** start DATA RECORDS **

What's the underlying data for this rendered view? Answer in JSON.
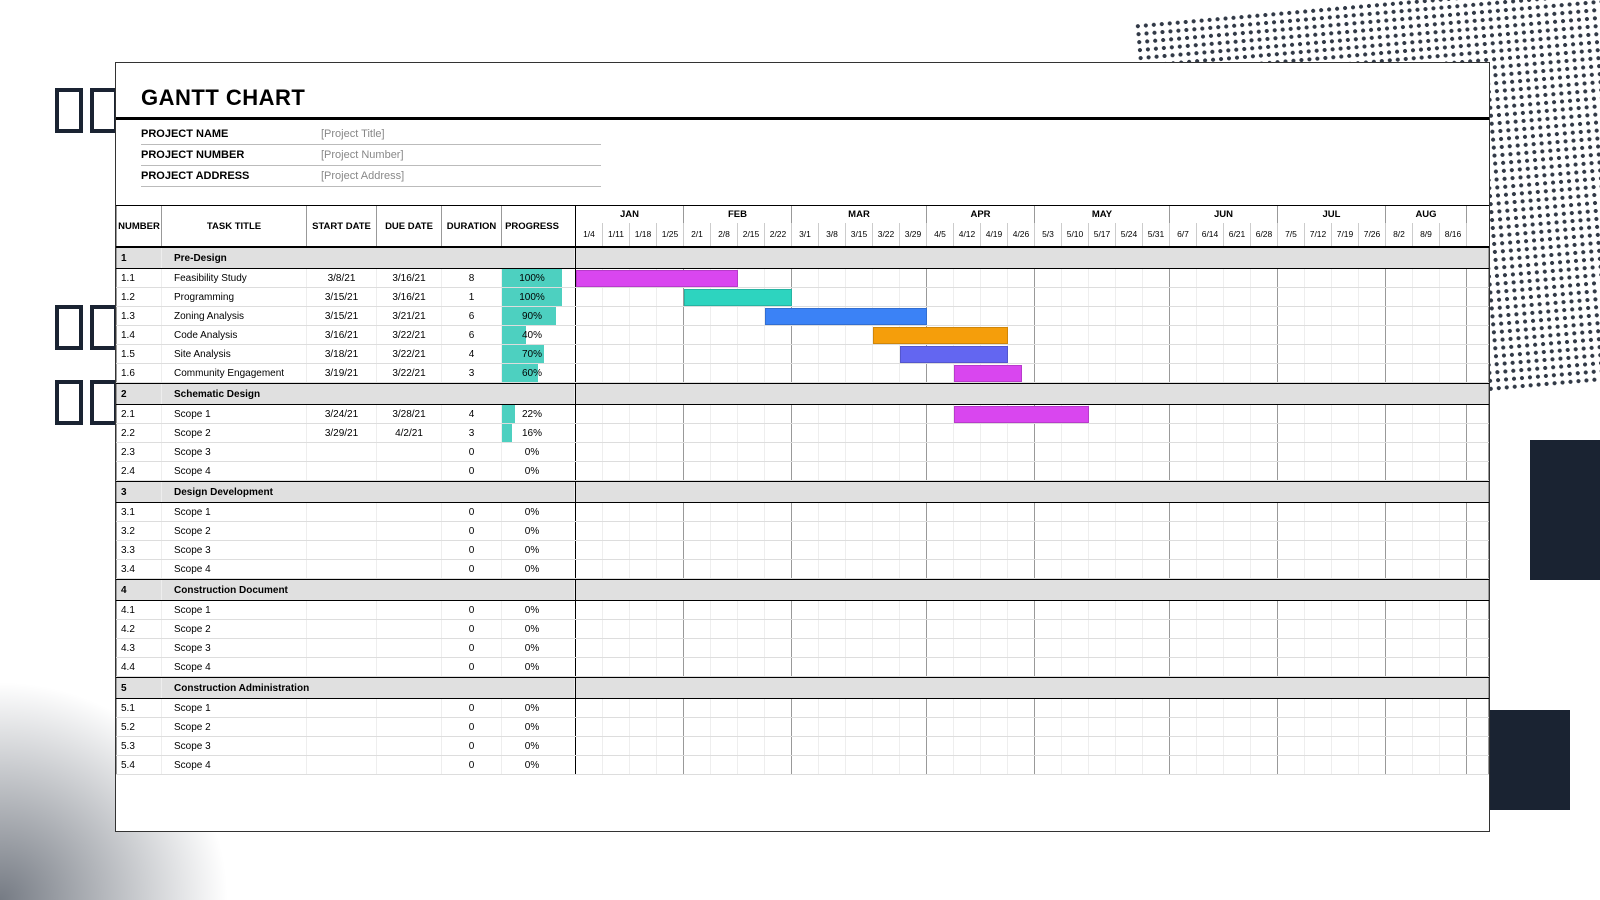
{
  "title": "GANTT CHART",
  "meta": {
    "name_label": "PROJECT NAME",
    "name_value": "[Project Title]",
    "number_label": "PROJECT NUMBER",
    "number_value": "[Project Number]",
    "address_label": "PROJECT ADDRESS",
    "address_value": "[Project Address]"
  },
  "columns": {
    "number": "NUMBER",
    "task": "TASK TITLE",
    "start": "START DATE",
    "due": "DUE DATE",
    "duration": "DURATION",
    "progress": "PROGRESS"
  },
  "months": [
    {
      "label": "JAN",
      "weeks": [
        "1/4",
        "1/11",
        "1/18",
        "1/25"
      ]
    },
    {
      "label": "FEB",
      "weeks": [
        "2/1",
        "2/8",
        "2/15",
        "2/22"
      ]
    },
    {
      "label": "MAR",
      "weeks": [
        "3/1",
        "3/8",
        "3/15",
        "3/22",
        "3/29"
      ]
    },
    {
      "label": "APR",
      "weeks": [
        "4/5",
        "4/12",
        "4/19",
        "4/26"
      ]
    },
    {
      "label": "MAY",
      "weeks": [
        "5/3",
        "5/10",
        "5/17",
        "5/24",
        "5/31"
      ]
    },
    {
      "label": "JUN",
      "weeks": [
        "6/7",
        "6/14",
        "6/21",
        "6/28"
      ]
    },
    {
      "label": "JUL",
      "weeks": [
        "7/5",
        "7/12",
        "7/19",
        "7/26"
      ]
    },
    {
      "label": "AUG",
      "weeks": [
        "8/2",
        "8/9",
        "8/16"
      ]
    }
  ],
  "sections": [
    {
      "num": "1",
      "title": "Pre-Design",
      "tasks": [
        {
          "num": "1.1",
          "title": "Feasibility Study",
          "start": "3/8/21",
          "due": "3/16/21",
          "dur": "8",
          "prog": "100%",
          "bar": {
            "start": 0,
            "span": 6,
            "color": "#d946ef"
          }
        },
        {
          "num": "1.2",
          "title": "Programming",
          "start": "3/15/21",
          "due": "3/16/21",
          "dur": "1",
          "prog": "100%",
          "bar": {
            "start": 4,
            "span": 4,
            "color": "#2dd4bf"
          }
        },
        {
          "num": "1.3",
          "title": "Zoning Analysis",
          "start": "3/15/21",
          "due": "3/21/21",
          "dur": "6",
          "prog": "90%",
          "bar": {
            "start": 7,
            "span": 6,
            "color": "#3b82f6"
          }
        },
        {
          "num": "1.4",
          "title": "Code Analysis",
          "start": "3/16/21",
          "due": "3/22/21",
          "dur": "6",
          "prog": "40%",
          "bar": {
            "start": 11,
            "span": 5,
            "color": "#f59e0b"
          }
        },
        {
          "num": "1.5",
          "title": "Site Analysis",
          "start": "3/18/21",
          "due": "3/22/21",
          "dur": "4",
          "prog": "70%",
          "bar": {
            "start": 12,
            "span": 4,
            "color": "#6366f1"
          }
        },
        {
          "num": "1.6",
          "title": "Community Engagement",
          "start": "3/19/21",
          "due": "3/22/21",
          "dur": "3",
          "prog": "60%",
          "bar": {
            "start": 14,
            "span": 2.5,
            "color": "#d946ef"
          }
        }
      ]
    },
    {
      "num": "2",
      "title": "Schematic Design",
      "tasks": [
        {
          "num": "2.1",
          "title": "Scope 1",
          "start": "3/24/21",
          "due": "3/28/21",
          "dur": "4",
          "prog": "22%",
          "bar": {
            "start": 14,
            "span": 5,
            "color": "#d946ef"
          }
        },
        {
          "num": "2.2",
          "title": "Scope 2",
          "start": "3/29/21",
          "due": "4/2/21",
          "dur": "3",
          "prog": "16%"
        },
        {
          "num": "2.3",
          "title": "Scope 3",
          "start": "",
          "due": "",
          "dur": "0",
          "prog": "0%"
        },
        {
          "num": "2.4",
          "title": "Scope 4",
          "start": "",
          "due": "",
          "dur": "0",
          "prog": "0%"
        }
      ]
    },
    {
      "num": "3",
      "title": "Design Development",
      "tasks": [
        {
          "num": "3.1",
          "title": "Scope 1",
          "start": "",
          "due": "",
          "dur": "0",
          "prog": "0%"
        },
        {
          "num": "3.2",
          "title": "Scope 2",
          "start": "",
          "due": "",
          "dur": "0",
          "prog": "0%"
        },
        {
          "num": "3.3",
          "title": "Scope 3",
          "start": "",
          "due": "",
          "dur": "0",
          "prog": "0%"
        },
        {
          "num": "3.4",
          "title": "Scope 4",
          "start": "",
          "due": "",
          "dur": "0",
          "prog": "0%"
        }
      ]
    },
    {
      "num": "4",
      "title": "Construction Document",
      "tasks": [
        {
          "num": "4.1",
          "title": "Scope 1",
          "start": "",
          "due": "",
          "dur": "0",
          "prog": "0%"
        },
        {
          "num": "4.2",
          "title": "Scope 2",
          "start": "",
          "due": "",
          "dur": "0",
          "prog": "0%"
        },
        {
          "num": "4.3",
          "title": "Scope 3",
          "start": "",
          "due": "",
          "dur": "0",
          "prog": "0%"
        },
        {
          "num": "4.4",
          "title": "Scope 4",
          "start": "",
          "due": "",
          "dur": "0",
          "prog": "0%"
        }
      ]
    },
    {
      "num": "5",
      "title": "Construction Administration",
      "tasks": [
        {
          "num": "5.1",
          "title": "Scope 1",
          "start": "",
          "due": "",
          "dur": "0",
          "prog": "0%"
        },
        {
          "num": "5.2",
          "title": "Scope 2",
          "start": "",
          "due": "",
          "dur": "0",
          "prog": "0%"
        },
        {
          "num": "5.3",
          "title": "Scope 3",
          "start": "",
          "due": "",
          "dur": "0",
          "prog": "0%"
        },
        {
          "num": "5.4",
          "title": "Scope 4",
          "start": "",
          "due": "",
          "dur": "0",
          "prog": "0%"
        }
      ]
    }
  ],
  "chart_data": {
    "type": "gantt",
    "title": "GANTT CHART",
    "x_axis": {
      "unit": "week",
      "start": "2021-01-04",
      "weeks": [
        "1/4",
        "1/11",
        "1/18",
        "1/25",
        "2/1",
        "2/8",
        "2/15",
        "2/22",
        "3/1",
        "3/8",
        "3/15",
        "3/22",
        "3/29",
        "4/5",
        "4/12",
        "4/19",
        "4/26",
        "5/3",
        "5/10",
        "5/17",
        "5/24",
        "5/31",
        "6/7",
        "6/14",
        "6/21",
        "6/28",
        "7/5",
        "7/12",
        "7/19",
        "7/26",
        "8/2",
        "8/9",
        "8/16"
      ]
    },
    "tasks": [
      {
        "id": "1.1",
        "name": "Feasibility Study",
        "start": "2021-03-08",
        "end": "2021-03-16",
        "duration_days": 8,
        "progress_pct": 100,
        "color": "#d946ef",
        "phase": "Pre-Design"
      },
      {
        "id": "1.2",
        "name": "Programming",
        "start": "2021-03-15",
        "end": "2021-03-16",
        "duration_days": 1,
        "progress_pct": 100,
        "color": "#2dd4bf",
        "phase": "Pre-Design"
      },
      {
        "id": "1.3",
        "name": "Zoning Analysis",
        "start": "2021-03-15",
        "end": "2021-03-21",
        "duration_days": 6,
        "progress_pct": 90,
        "color": "#3b82f6",
        "phase": "Pre-Design"
      },
      {
        "id": "1.4",
        "name": "Code Analysis",
        "start": "2021-03-16",
        "end": "2021-03-22",
        "duration_days": 6,
        "progress_pct": 40,
        "color": "#f59e0b",
        "phase": "Pre-Design"
      },
      {
        "id": "1.5",
        "name": "Site Analysis",
        "start": "2021-03-18",
        "end": "2021-03-22",
        "duration_days": 4,
        "progress_pct": 70,
        "color": "#6366f1",
        "phase": "Pre-Design"
      },
      {
        "id": "1.6",
        "name": "Community Engagement",
        "start": "2021-03-19",
        "end": "2021-03-22",
        "duration_days": 3,
        "progress_pct": 60,
        "color": "#d946ef",
        "phase": "Pre-Design"
      },
      {
        "id": "2.1",
        "name": "Scope 1",
        "start": "2021-03-24",
        "end": "2021-03-28",
        "duration_days": 4,
        "progress_pct": 22,
        "color": "#d946ef",
        "phase": "Schematic Design"
      },
      {
        "id": "2.2",
        "name": "Scope 2",
        "start": "2021-03-29",
        "end": "2021-04-02",
        "duration_days": 3,
        "progress_pct": 16,
        "phase": "Schematic Design"
      },
      {
        "id": "2.3",
        "name": "Scope 3",
        "duration_days": 0,
        "progress_pct": 0,
        "phase": "Schematic Design"
      },
      {
        "id": "2.4",
        "name": "Scope 4",
        "duration_days": 0,
        "progress_pct": 0,
        "phase": "Schematic Design"
      },
      {
        "id": "3.1",
        "name": "Scope 1",
        "duration_days": 0,
        "progress_pct": 0,
        "phase": "Design Development"
      },
      {
        "id": "3.2",
        "name": "Scope 2",
        "duration_days": 0,
        "progress_pct": 0,
        "phase": "Design Development"
      },
      {
        "id": "3.3",
        "name": "Scope 3",
        "duration_days": 0,
        "progress_pct": 0,
        "phase": "Design Development"
      },
      {
        "id": "3.4",
        "name": "Scope 4",
        "duration_days": 0,
        "progress_pct": 0,
        "phase": "Design Development"
      },
      {
        "id": "4.1",
        "name": "Scope 1",
        "duration_days": 0,
        "progress_pct": 0,
        "phase": "Construction Document"
      },
      {
        "id": "4.2",
        "name": "Scope 2",
        "duration_days": 0,
        "progress_pct": 0,
        "phase": "Construction Document"
      },
      {
        "id": "4.3",
        "name": "Scope 3",
        "duration_days": 0,
        "progress_pct": 0,
        "phase": "Construction Document"
      },
      {
        "id": "4.4",
        "name": "Scope 4",
        "duration_days": 0,
        "progress_pct": 0,
        "phase": "Construction Document"
      },
      {
        "id": "5.1",
        "name": "Scope 1",
        "duration_days": 0,
        "progress_pct": 0,
        "phase": "Construction Administration"
      },
      {
        "id": "5.2",
        "name": "Scope 2",
        "duration_days": 0,
        "progress_pct": 0,
        "phase": "Construction Administration"
      },
      {
        "id": "5.3",
        "name": "Scope 3",
        "duration_days": 0,
        "progress_pct": 0,
        "phase": "Construction Administration"
      },
      {
        "id": "5.4",
        "name": "Scope 4",
        "duration_days": 0,
        "progress_pct": 0,
        "phase": "Construction Administration"
      }
    ]
  }
}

** end DATA RECORDS **

WHAT TO WORK ON → Gather up the lines containing the word "Site" from these records and copy them.

EXERCISE RESPONSE →
          "title": "Site Analysis",
        "name": "Site Analysis",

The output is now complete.